Exercise prompt: Where a line contains the word "What", copy that line.

Records for this exercise:
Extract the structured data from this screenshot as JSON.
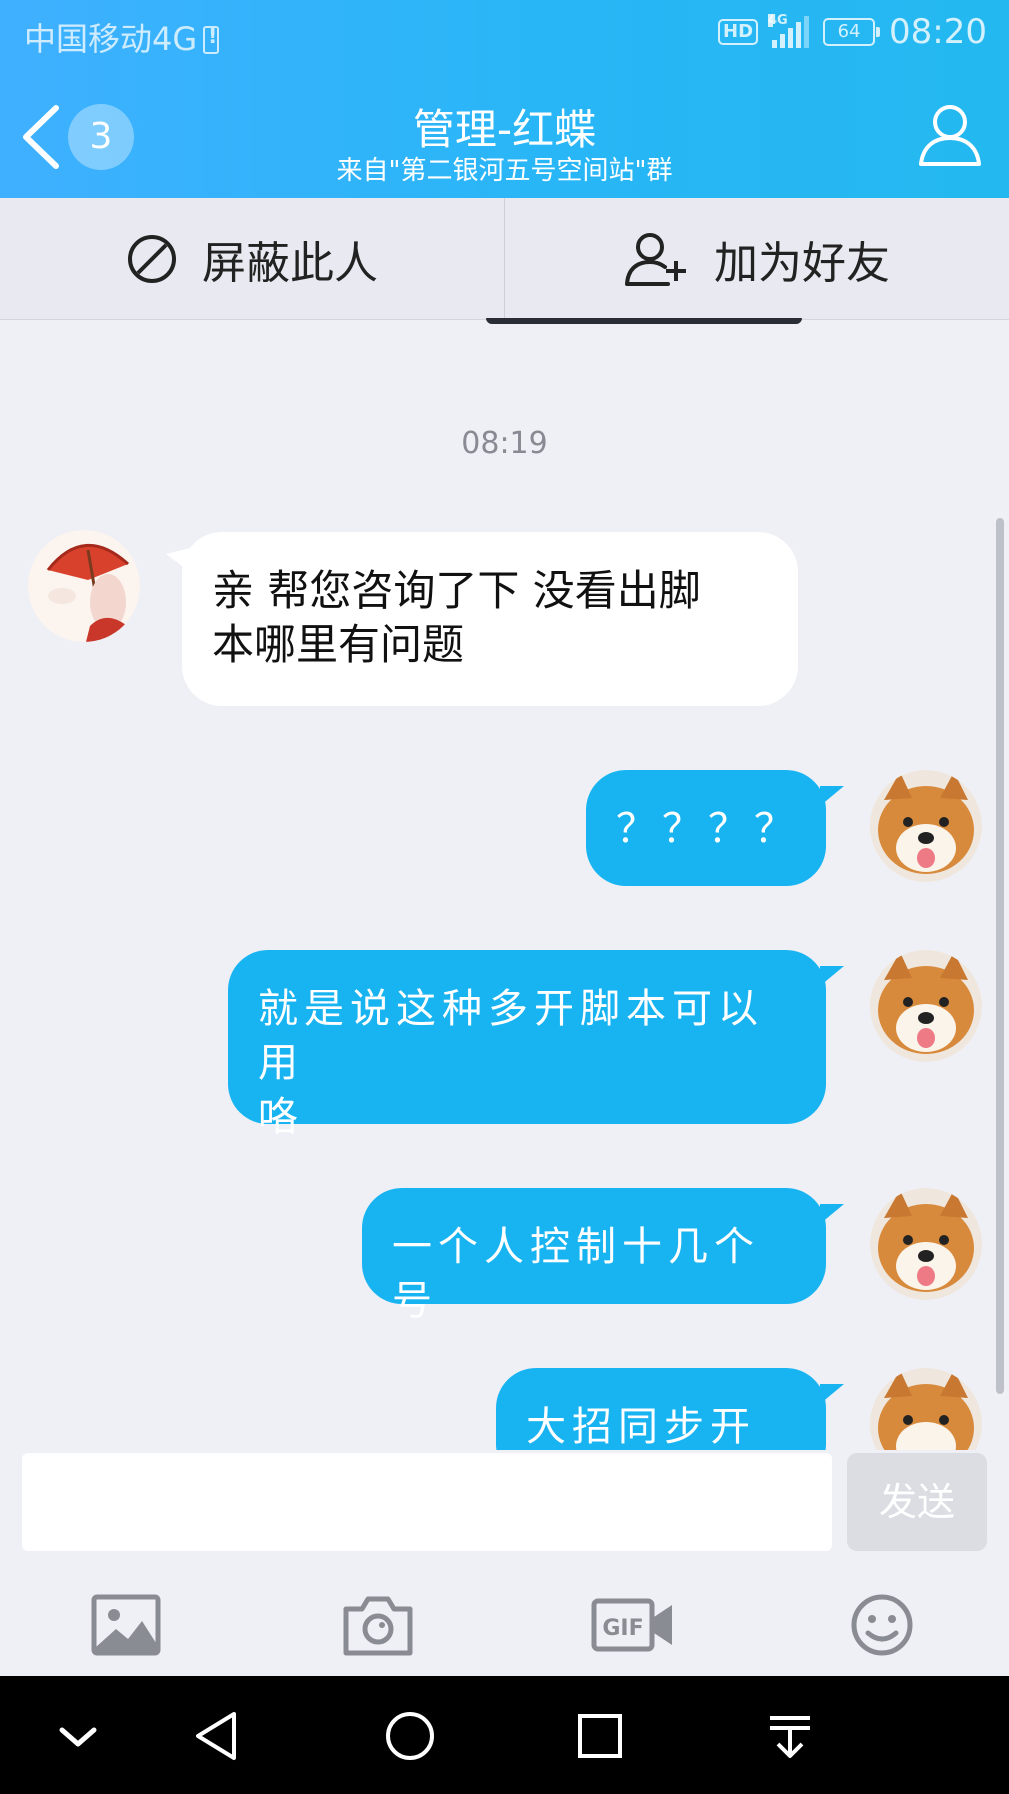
{
  "status_bar": {
    "carrier": "中国移动4G",
    "hd": "HD",
    "network": "4G",
    "battery": "64",
    "time": "08:20"
  },
  "header": {
    "unread_count": "3",
    "title": "管理-红蝶",
    "subtitle": "来自\"第二银河五号空间站\"群",
    "gradient_start": "#3fb0ff",
    "gradient_end": "#24b8f0"
  },
  "actions": {
    "block_label": "屏蔽此人",
    "add_friend_label": "加为好友"
  },
  "chat": {
    "timestamp": "08:19",
    "messages": [
      {
        "direction": "in",
        "text_line1": "亲 帮您咨询了下 没看出脚",
        "text_line2": "本哪里有问题"
      },
      {
        "direction": "out",
        "text": "？？？？"
      },
      {
        "direction": "out",
        "text_line1": "就是说这种多开脚本可以用",
        "text_line2": "咯"
      },
      {
        "direction": "out",
        "text": "一个人控制十几个号"
      },
      {
        "direction": "out",
        "text": "大招同步开启"
      }
    ],
    "bubble_out_color": "#18b4f2",
    "bubble_in_color": "#ffffff"
  },
  "input": {
    "value": "",
    "send_label": "发送"
  },
  "toolbar_icons": [
    "image-icon",
    "camera-icon",
    "gif-video-icon",
    "emoji-icon"
  ],
  "nav_icons": [
    "collapse-chevron-icon",
    "back-triangle-icon",
    "home-circle-icon",
    "recents-square-icon",
    "notification-pull-icon"
  ]
}
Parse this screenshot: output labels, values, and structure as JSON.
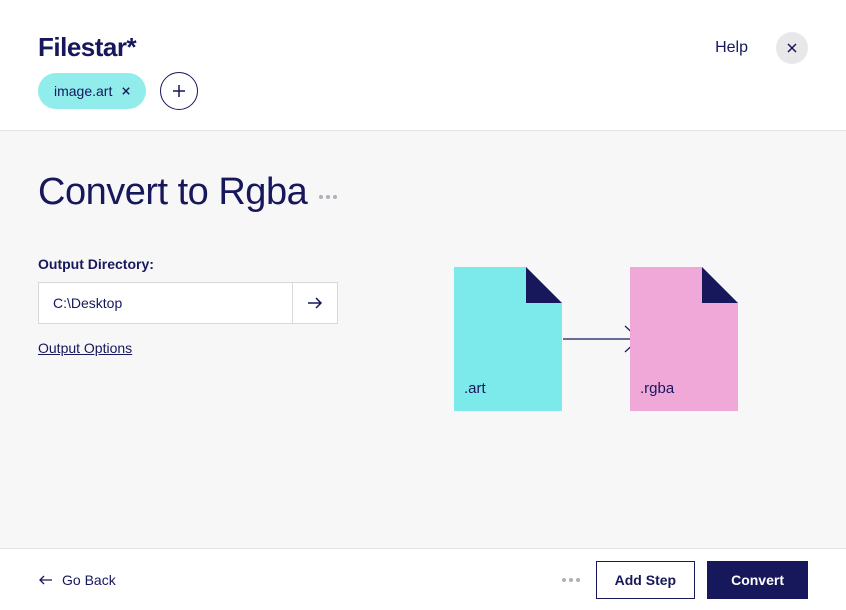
{
  "header": {
    "logo": "Filestar*",
    "help": "Help"
  },
  "fileChips": {
    "items": [
      {
        "label": "image.art"
      }
    ]
  },
  "main": {
    "title": "Convert to Rgba",
    "outputDirLabel": "Output Directory:",
    "outputDirValue": "C:\\Desktop",
    "outputOptions": "Output Options"
  },
  "diagram": {
    "sourceExt": ".art",
    "targetExt": ".rgba"
  },
  "footer": {
    "goBack": "Go Back",
    "addStep": "Add Step",
    "convert": "Convert"
  }
}
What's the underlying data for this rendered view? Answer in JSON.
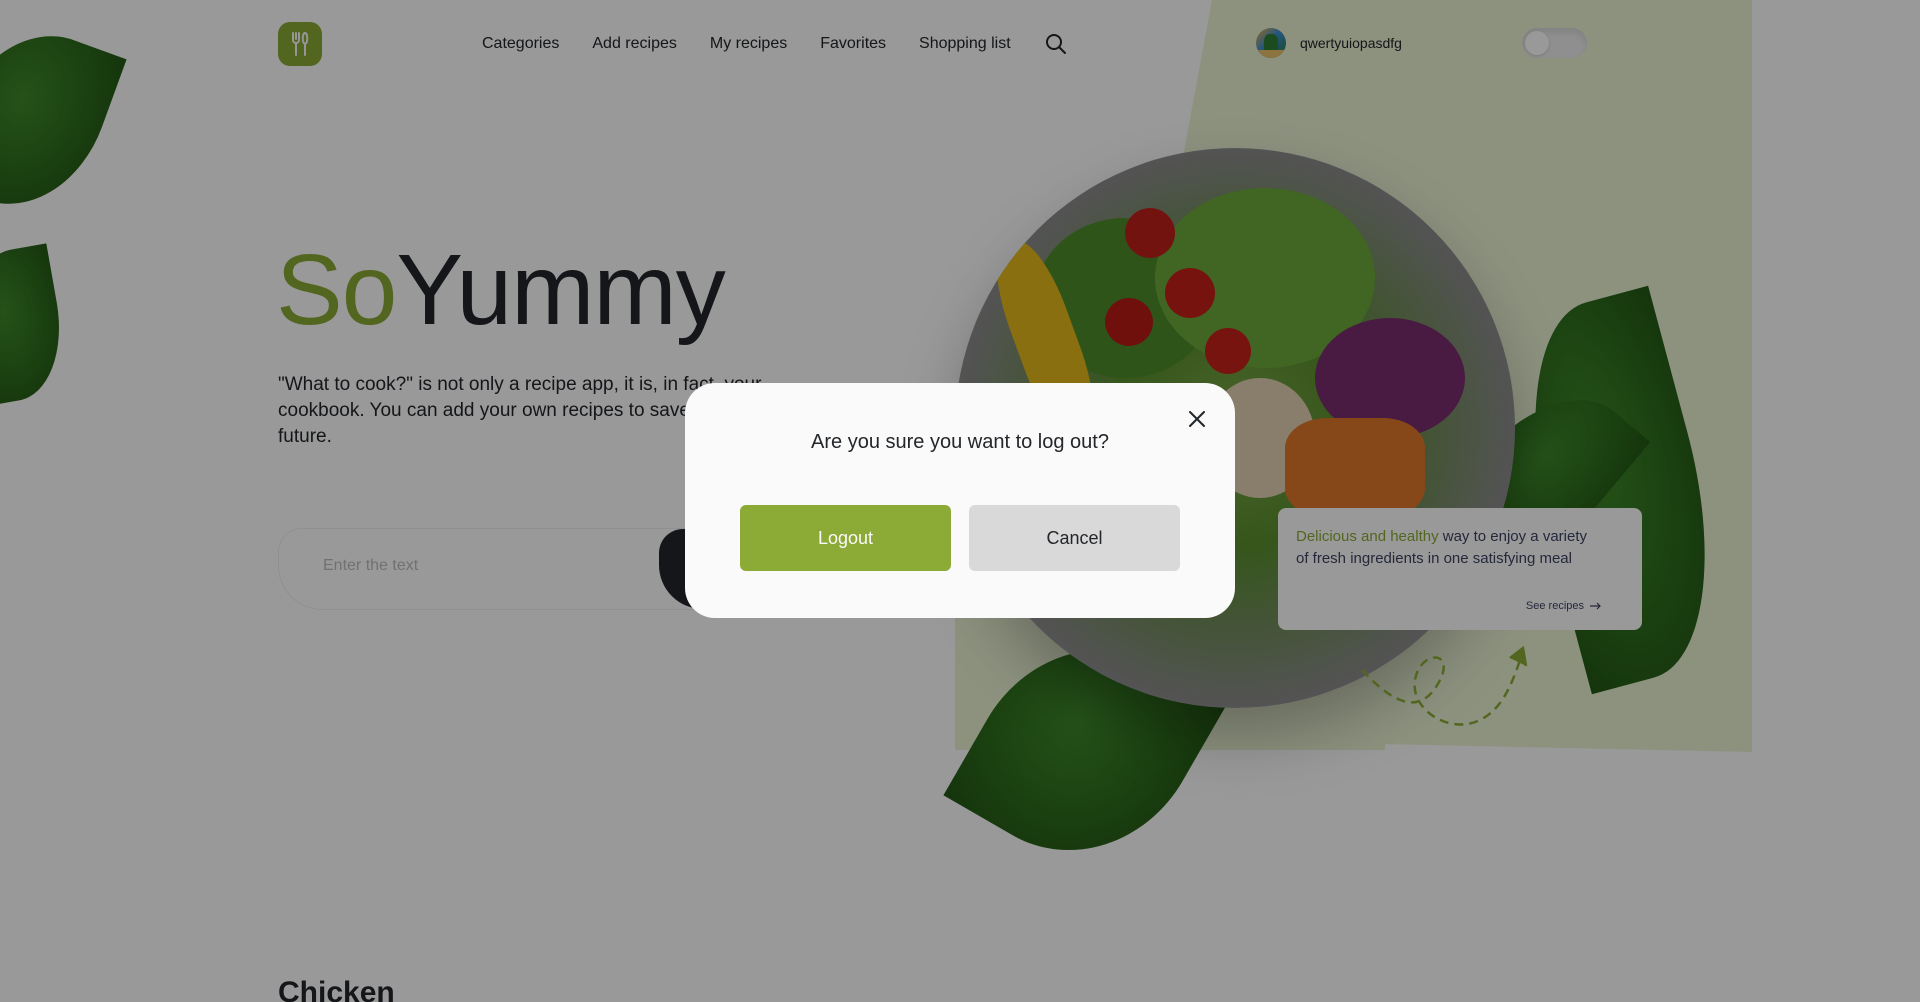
{
  "header": {
    "logo_icon": "fork-knife-icon",
    "nav": [
      {
        "label": "Categories"
      },
      {
        "label": "Add recipes"
      },
      {
        "label": "My recipes"
      },
      {
        "label": "Favorites"
      },
      {
        "label": "Shopping list"
      }
    ],
    "search_icon": "search-icon",
    "user_name": "qwertyuiopasdfg",
    "theme_toggle_on": false
  },
  "hero": {
    "title_accent": "So",
    "title_main": "Yummy",
    "description": "\"What to cook?\" is not only a recipe app, it is, in fact, your cookbook. You can add your own recipes to save them for the future.",
    "search_placeholder": "Enter the text"
  },
  "info_card": {
    "accent_text": "Delicious and healthy",
    "text": " way to enjoy a variety of fresh ingredients in one satisfying meal",
    "link_label": "See recipes",
    "link_icon": "arrow-right-icon"
  },
  "section": {
    "title": "Chicken"
  },
  "modal": {
    "question": "Are you sure you want to log out?",
    "logout_label": "Logout",
    "cancel_label": "Cancel",
    "close_icon": "close-icon"
  },
  "colors": {
    "accent": "#8BAA36",
    "dark": "#22252A",
    "overlay": "rgba(0,0,0,0.4)"
  }
}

Reply:
What's the underlying data for this rendered view? Answer in JSON.
    "description": "\"What to cook?\" is not only a recipe app, it is, in fact, your cookbook. You can add your own recipes to save them for the future.",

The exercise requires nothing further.